GOAL OF THE EXERCISE: Extract every line of the material that holds the string "plans".
***** INPUT *****
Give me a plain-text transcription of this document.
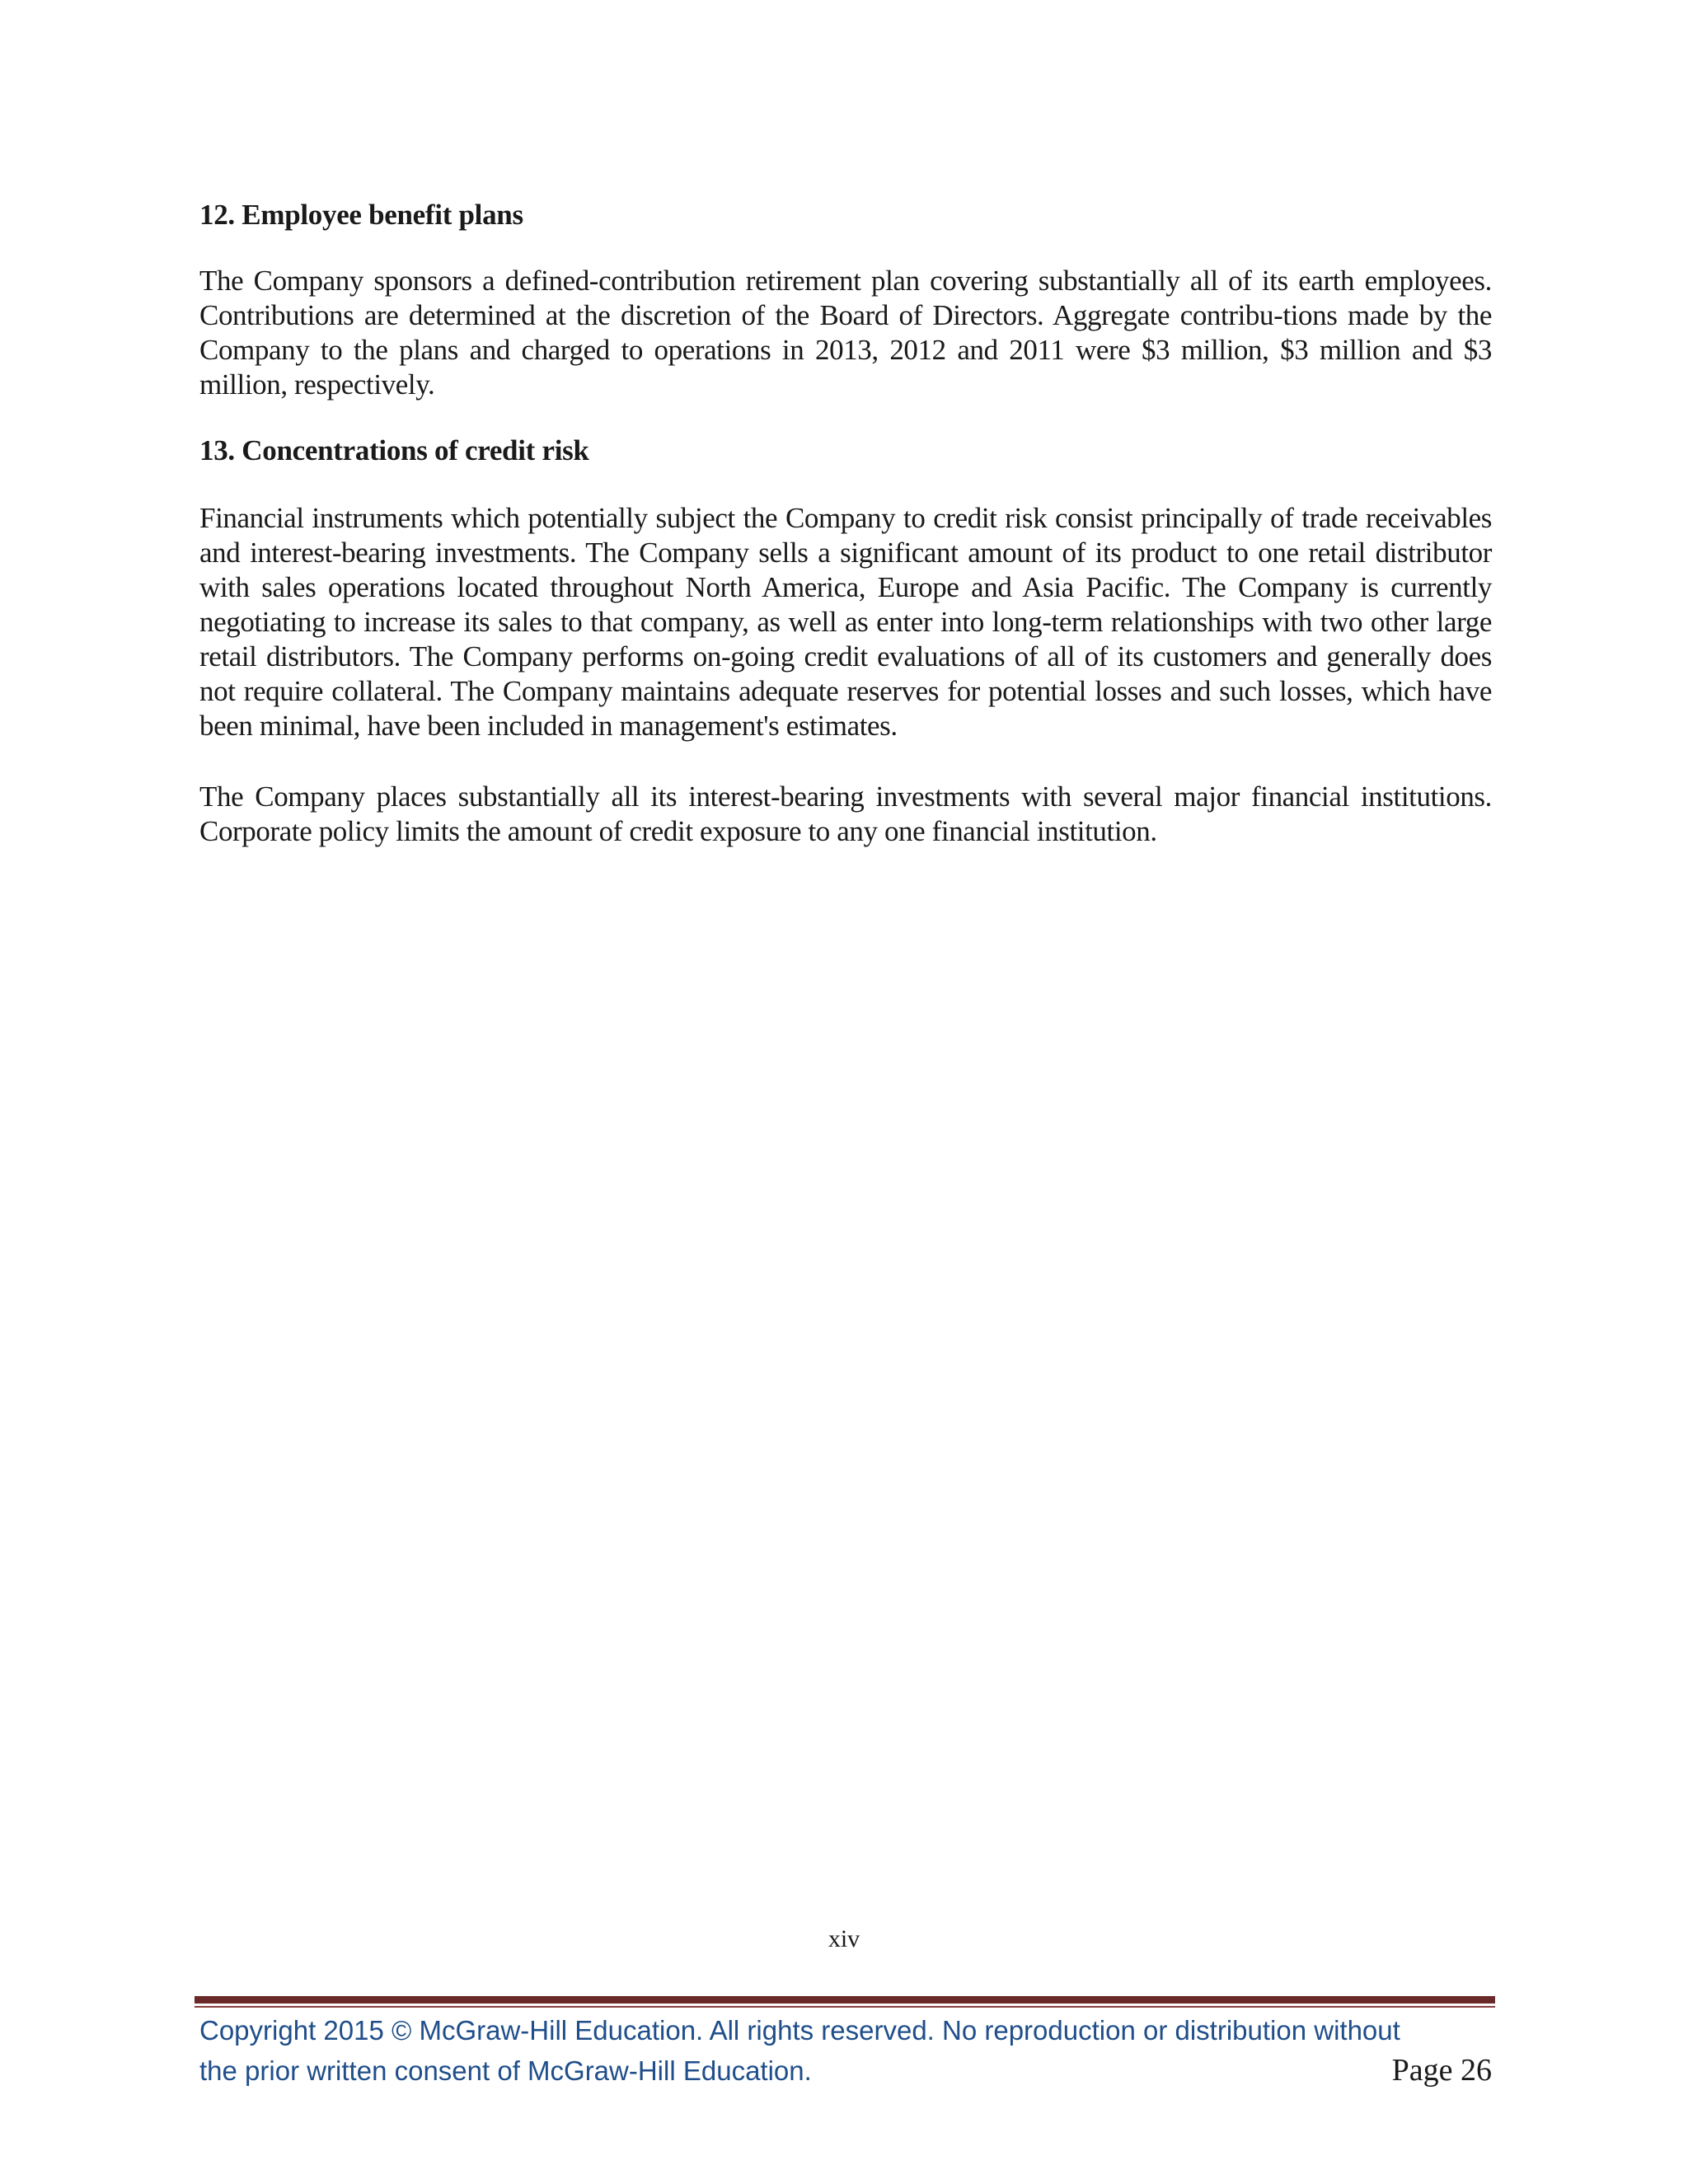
12. Employee benefit plans

The Company sponsors a defined-contribution retirement plan covering substantially all of its earth employees. Contributions are determined at the discretion of the Board of Directors. Aggregate contribu-tions made by the Company to the plans and charged to operations in 2013, 2012 and 2011 were $3 million, $3 million and $3 million, respectively.

13. Concentrations of credit risk

Financial instruments which potentially subject the Company to credit risk consist principally of trade receivables and interest-bearing investments. The Company sells a significant amount of its product to one retail distributor with sales operations located throughout North America, Europe and Asia Pacific. The Company is currently negotiating to increase its sales to that company, as well as enter into long-term relationships with two other large retail distributors. The Company performs on-going credit evaluations of all of its customers and generally does not require collateral. The Company maintains adequate reserves for potential losses and such losses, which have been minimal, have been included in management's estimates.

The Company places substantially all its interest-bearing investments with several major financial institutions. Corporate policy limits the amount of credit exposure to any one financial institution.

xiv
Copyright 2015 © McGraw-Hill Education. All rights reserved. No reproduction or distribution without
the prior written consent of McGraw-Hill Education.	Page 26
*****
RESULT:
12. Employee benefit plans
The Company sponsors a defined-contribution retirement plan covering substantially all of its earth employees. Contributions are determined at the discretion of the Board of Directors. Aggregate contribu-tions made by the Company to the plans and charged to operations in 2013, 2012 and 2011 were $3 million, $3 million and $3 million, respectively.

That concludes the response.